■ 과제 설명: 분산 데이터 병렬 처리에 관한 글 전체를 한 글자도 바꾸지 말고 처음부터 끝까지 다시 옮겨 적으십시오.

■ 제시된 글:
● ● ● ● ●

분산 데이터 병렬 처리 시작하기¶

참고

이 튜토리얼의 소스 코드는 GitHub 에서 확인하고 변경해 볼 수 있습니다.

선수과목(Prerequisites):

분산 데이터 병렬 처리 DistributedDataParallel(DDP)는 여러 기기에서 실행할 수 있는 데이터 병렬 처리를 모듈 수준에서 구현합니다. DDP를 사용하는 어플리케이션은 여러 작업(process)을 생성하고 작업 당 단일 DDP 인스턴스를 생성해야 합니다. DDP는 torch.distributed 패키지의 집합 통신(collective communication)을 사용하여 변화도(gradient)와 버퍼를 동기화합니다. 좀 더 구체적으로, DDP는 model.parameters()에 의해 주어진 각 파라미터에 대해 Autograd hook을 등록하고, hook은 역방향 전달에서 해당 변화도가 계산될 때 작동합니다. 다음으로 DDP는 이 신호를 사용하여 작업 간에 변화도 동기화를 발생시킵니다. 자세한 내용은 DDP design note를 참조하십시오.

DDP의 권장 사용법은, 여러 장치에 있을 수 있는 각 모델 복제본당 하나의 작업을 생성하는 것입니다. DDP 작업은 동일한 기기 또는 여러 기기에 배치할 수 있지만 GPU 장치는 작업 간에 공유할 수 없습니다. 이 튜토리얼에서는 기본 DDP 사용 사례에서 시작하여, checkpointing 모델 및 DDP와 모델 병렬 처리의 결합을 포함한 추가적인 사용 사례를 보여줍니다.

참고

이 튜토리얼의 코드는 8-GPU 서버에서 실행되지만 다른 환경에서도 쉽게 적용할 수 있습니다.

DataParallel과 DistributedDataParallel 간의 비교 ———————————————————-===

내용에 들어가기에 앞서 복잡성이 증가했음에도 불구하고 DataParallel에 DistributedDataParallel 사용을 고려하는 이유를 생각해봅시다.

첫째, DataParallel은 단일 작업, 멀티쓰레드이며 단일 기기에서만 작동하는 반면, DistributedDataParallel은 다중 작업이며 단일 및 다중 기기 학습을 전부 지원합니다. DataParallel은 쓰레드간 GIL 경합, 복제 모델의 반복 당 생성, 산란 입력 및 수집 출력으로 인한 추가적인 오버헤드로 인해 일반적으로 단일 시스템에서조차 DistributedDataParallel보다 느립니다.

● ● ● ● ●

■ 제공 자료:
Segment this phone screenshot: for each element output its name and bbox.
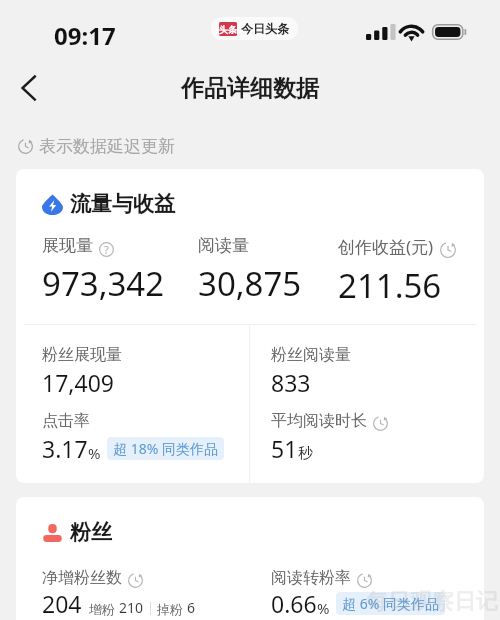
staticText: 6	[187, 598, 196, 617]
staticText: 211.56	[338, 263, 442, 308]
staticText: 点击率	[42, 411, 90, 431]
staticText: 833	[271, 367, 311, 398]
staticText: 973,342	[42, 261, 165, 306]
staticText: 作品详细数据	[181, 74, 319, 103]
staticText: 净增粉丝数	[42, 568, 122, 588]
staticText: 阅读转粉率	[271, 568, 351, 588]
staticText: 创作收益(元)	[338, 235, 434, 258]
staticText: 0.66	[271, 588, 317, 619]
staticText: %	[88, 443, 101, 463]
staticText: %	[317, 598, 330, 618]
staticText: 掉粉	[157, 601, 183, 617]
staticText: 210	[119, 598, 144, 617]
staticText: 09:17	[54, 19, 116, 52]
button[interactable]: Back	[4, 64, 52, 112]
staticText: 每日观察日记	[366, 588, 498, 616]
staticText: 展现量	[42, 235, 93, 256]
staticText: 表示数据延迟更新	[39, 136, 175, 157]
staticText: 秒	[298, 444, 313, 463]
staticText: ?	[104, 242, 109, 257]
staticText: 17,409	[42, 367, 114, 398]
staticText: 粉丝展现量	[42, 345, 122, 365]
staticText: 阅读量	[198, 235, 249, 256]
staticText: 头条	[219, 24, 237, 35]
staticText: 超 6% 同类作品	[342, 594, 439, 613]
staticText: 超 18% 同类作品	[113, 439, 218, 458]
staticText: 30,875	[198, 261, 302, 306]
staticText: 流量与收益	[70, 191, 175, 217]
staticText: 204	[42, 588, 82, 619]
staticText: 今日头条	[241, 21, 289, 36]
staticText: 增粉	[89, 601, 115, 617]
staticText: 平均阅读时长	[271, 411, 367, 431]
staticText: 粉丝	[70, 519, 112, 545]
staticText: 51	[271, 433, 298, 464]
staticText: 粉丝阅读量	[271, 345, 351, 365]
staticText: 3.17	[42, 433, 88, 464]
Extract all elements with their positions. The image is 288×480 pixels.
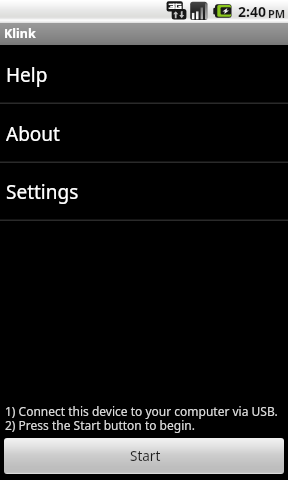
- staticText: Settings: [6, 179, 79, 205]
- staticText: Help: [6, 62, 48, 88]
- button[interactable]: Help: [0, 45, 288, 102]
- staticText: Klink: [4, 25, 36, 42]
- staticText: PM: [268, 6, 286, 21]
- staticText: Start: [130, 447, 161, 465]
- staticText: 2:40: [238, 2, 266, 21]
- button[interactable]: Start: [4, 438, 284, 474]
- staticText: About: [6, 121, 60, 147]
- staticText: 1) Connect this device to your computer …: [5, 403, 278, 419]
- staticText: 2) Press the Start button to begin.: [5, 417, 195, 433]
- button[interactable]: Settings: [0, 163, 288, 219]
- button[interactable]: About: [0, 104, 288, 161]
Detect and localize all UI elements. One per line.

● ● ● ● ●

■ 작성 답변:
분산 데이터 병렬 처리 시작하기¶

참고

이 튜토리얼의 소스 코드는 GitHub 에서 확인하고 변경해 볼 수 있습니다.

선수과목(Prerequisites):

분산 데이터 병렬 처리 DistributedDataParallel(DDP)는 여러 기기에서 실행할 수 있는 데이터 병렬 처리를 모듈 수준에서 구현합니다. DDP를 사용하는 어플리케이션은 여러 작업(process)을 생성하고 작업 당 단일 DDP 인스턴스를 생성해야 합니다. DDP는 torch.distributed 패키지의 집합 통신(collective communication)을 사용하여 변화도(gradient)와 버퍼를 동기화합니다. 좀 더 구체적으로, DDP는 model.parameters()에 의해 주어진 각 파라미터에 대해 Autograd hook을 등록하고, hook은 역방향 전달에서 해당 변화도가 계산될 때 작동합니다. 다음으로 DDP는 이 신호를 사용하여 작업 간에 변화도 동기화를 발생시킵니다. 자세한 내용은 DDP design note를 참조하십시오.

DDP의 권장 사용법은, 여러 장치에 있을 수 있는 각 모델 복제본당 하나의 작업을 생성하는 것입니다. DDP 작업은 동일한 기기 또는 여러 기기에 배치할 수 있지만 GPU 장치는 작업 간에 공유할 수 없습니다. 이 튜토리얼에서는 기본 DDP 사용 사례에서 시작하여, checkpointing 모델 및 DDP와 모델 병렬 처리의 결합을 포함한 추가적인 사용 사례를 보여줍니다.

참고

이 튜토리얼의 코드는 8-GPU 서버에서 실행되지만 다른 환경에서도 쉽게 적용할 수 있습니다.

DataParallel과 DistributedDataParallel 간의 비교 ———————————————————-===

내용에 들어가기에 앞서 복잡성이 증가했음에도 불구하고 DataParallel에 DistributedDataParallel 사용을 고려하는 이유를 생각해봅시다.

첫째, DataParallel은 단일 작업, 멀티쓰레드이며 단일 기기에서만 작동하는 반면, DistributedDataParallel은 다중 작업이며 단일 및 다중 기기 학습을 전부 지원합니다. DataParallel은 쓰레드간 GIL 경합, 복제 모델의 반복 당 생성, 산란 입력 및 수집 출력으로 인한 추가적인 오버헤드로 인해 일반적으로 단일 시스템에서조차 DistributedDataParallel보다 느립니다.